Word for word, repeat the entries, minus the pictures.

Data records:
= = = =
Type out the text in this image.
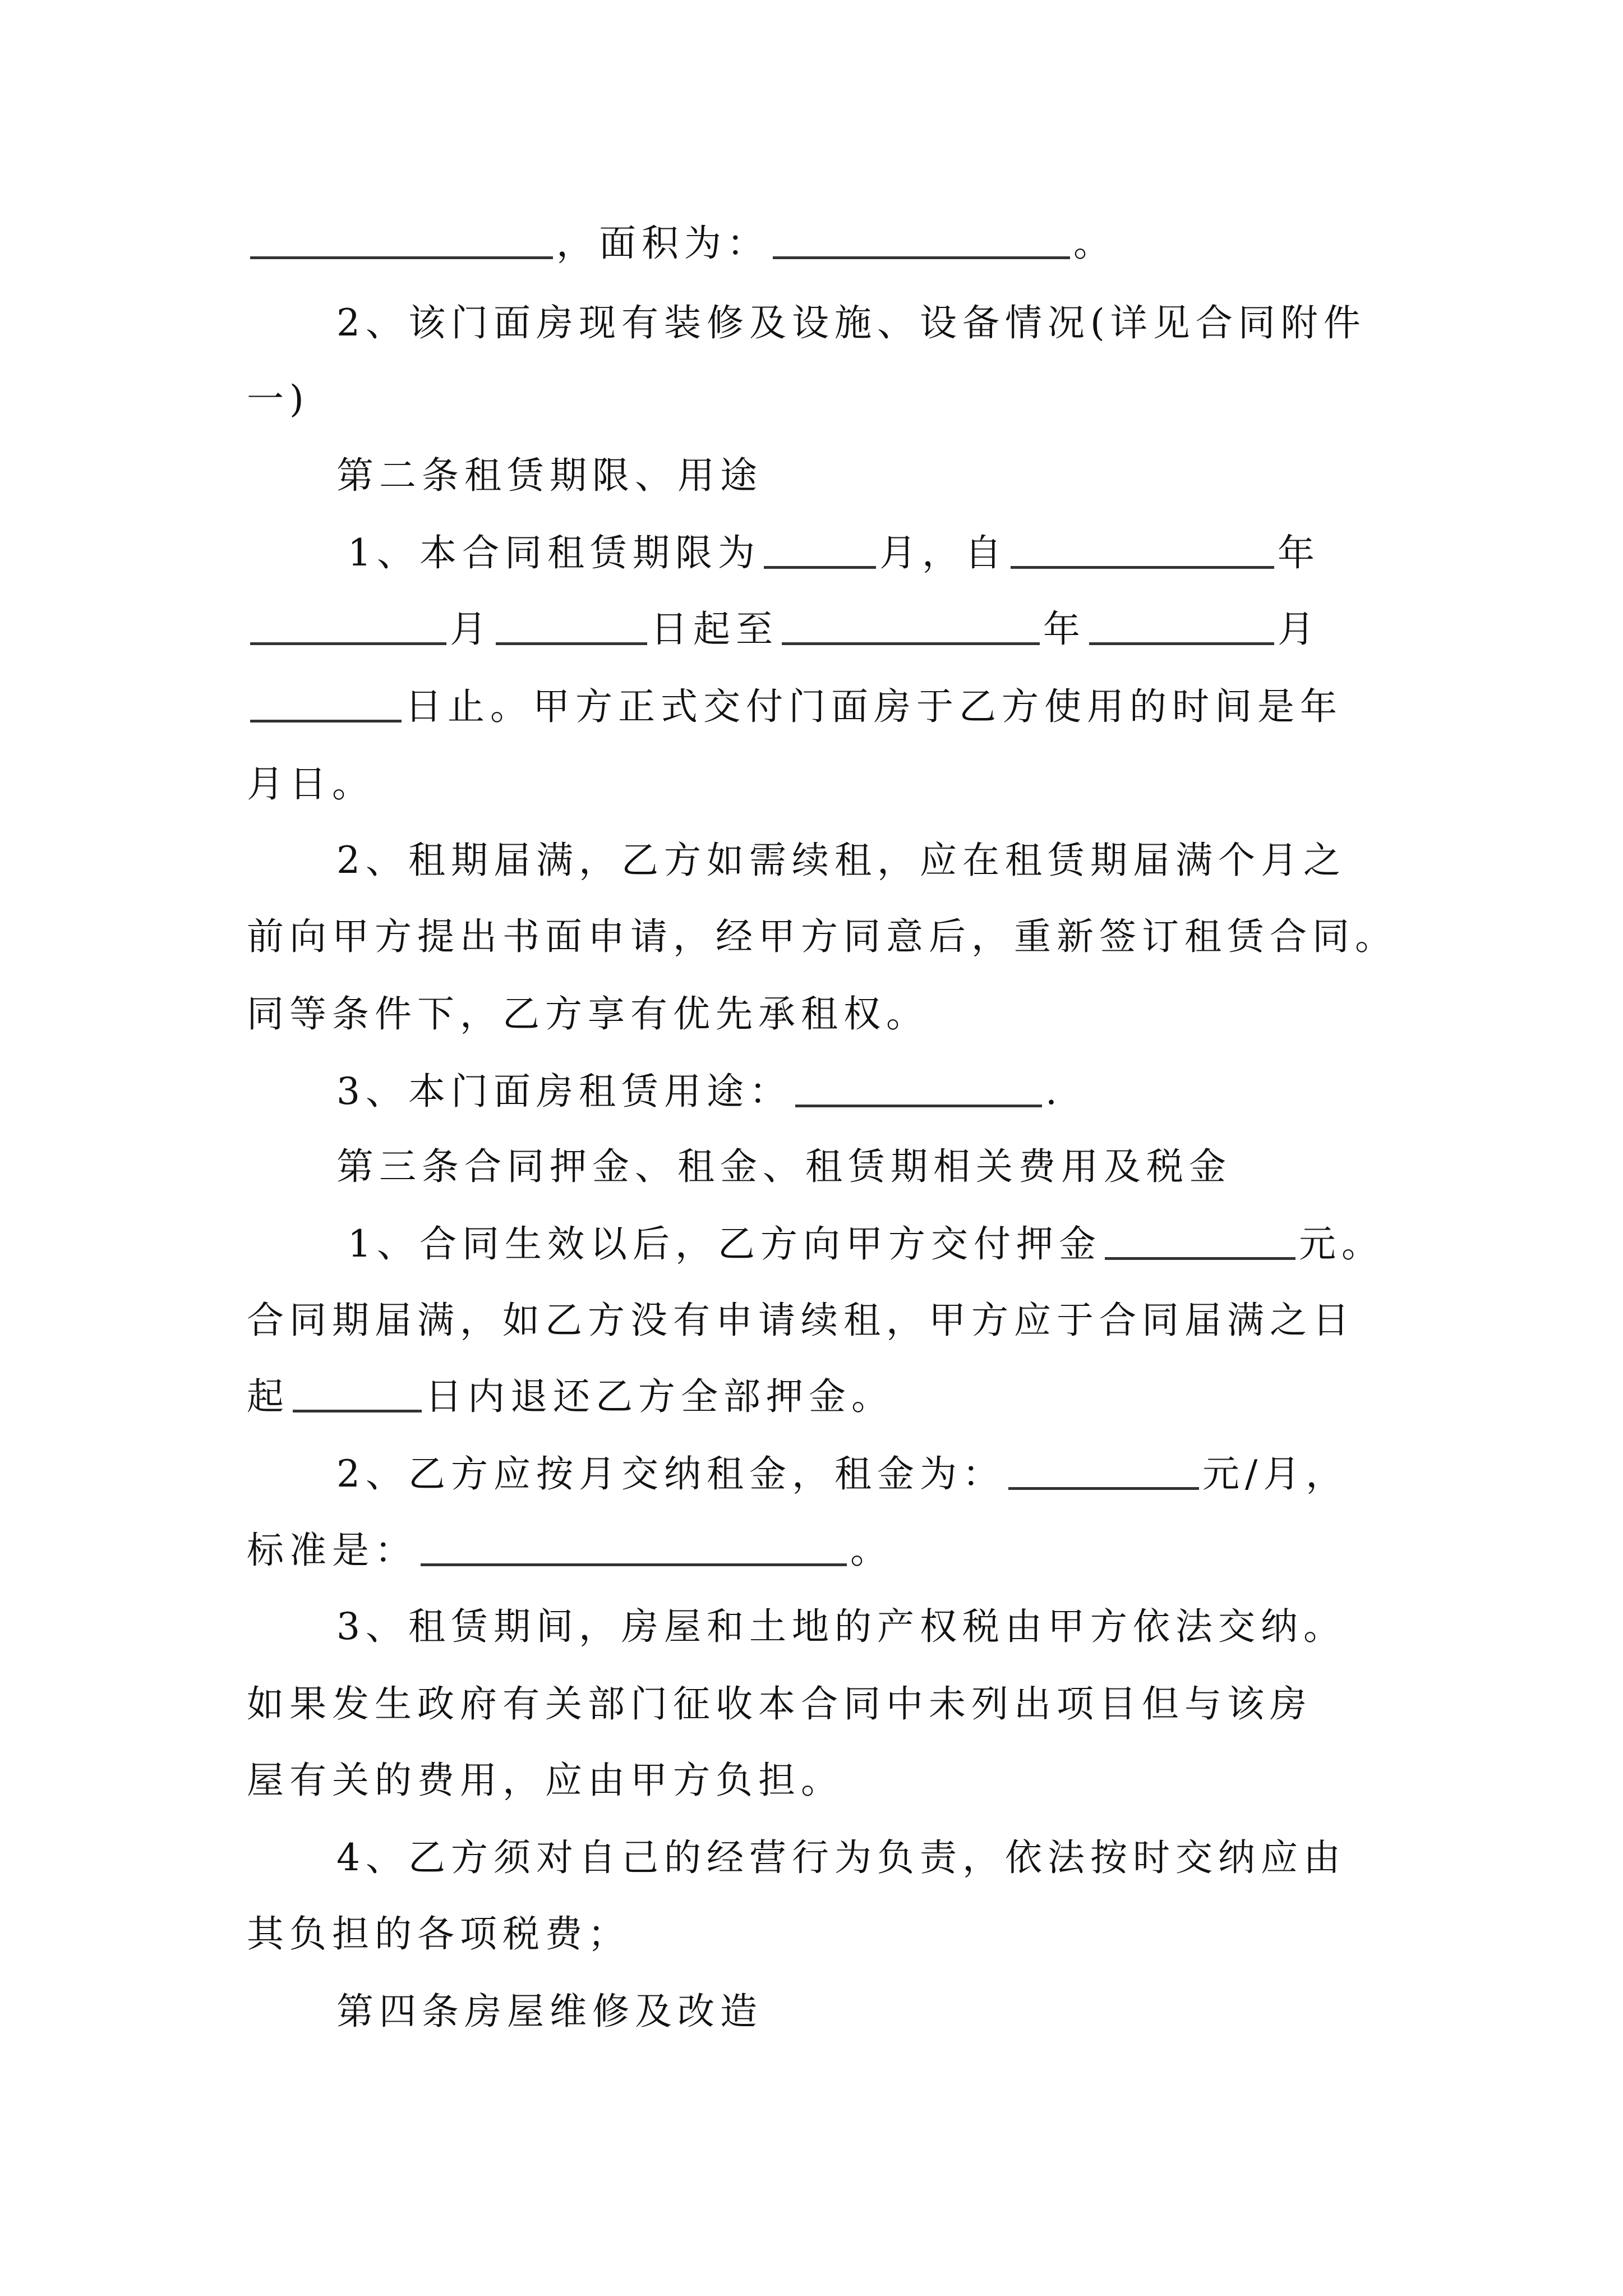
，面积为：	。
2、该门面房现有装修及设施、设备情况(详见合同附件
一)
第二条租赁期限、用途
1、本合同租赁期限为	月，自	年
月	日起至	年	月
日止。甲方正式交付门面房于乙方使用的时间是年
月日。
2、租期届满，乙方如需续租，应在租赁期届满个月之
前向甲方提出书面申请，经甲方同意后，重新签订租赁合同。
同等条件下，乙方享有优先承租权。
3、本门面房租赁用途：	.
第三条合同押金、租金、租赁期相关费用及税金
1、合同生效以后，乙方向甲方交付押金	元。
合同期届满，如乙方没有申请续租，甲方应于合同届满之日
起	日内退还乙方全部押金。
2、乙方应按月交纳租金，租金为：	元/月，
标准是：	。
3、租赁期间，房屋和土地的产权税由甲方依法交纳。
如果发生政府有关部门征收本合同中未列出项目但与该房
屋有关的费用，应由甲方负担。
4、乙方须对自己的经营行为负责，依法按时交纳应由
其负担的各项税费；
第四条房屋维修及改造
= = = =
Solution below:
Type out the text in this image.
，面积为：	。
2、该门面房现有装修及设施、设备情况(详见合同附件
一)
第二条租赁期限、用途
1、本合同租赁期限为	月，自	年
月	日起至	年	月
日止。甲方正式交付门面房于乙方使用的时间是年
月日。
2、租期届满，乙方如需续租，应在租赁期届满个月之
前向甲方提出书面申请，经甲方同意后，重新签订租赁合同。
同等条件下，乙方享有优先承租权。
3、本门面房租赁用途：	.
第三条合同押金、租金、租赁期相关费用及税金
1、合同生效以后，乙方向甲方交付押金	元。
合同期届满，如乙方没有申请续租，甲方应于合同届满之日
起	日内退还乙方全部押金。
2、乙方应按月交纳租金，租金为：	元/月，
标准是：	。
3、租赁期间，房屋和土地的产权税由甲方依法交纳。
如果发生政府有关部门征收本合同中未列出项目但与该房
屋有关的费用，应由甲方负担。
4、乙方须对自己的经营行为负责，依法按时交纳应由
其负担的各项税费；
第四条房屋维修及改造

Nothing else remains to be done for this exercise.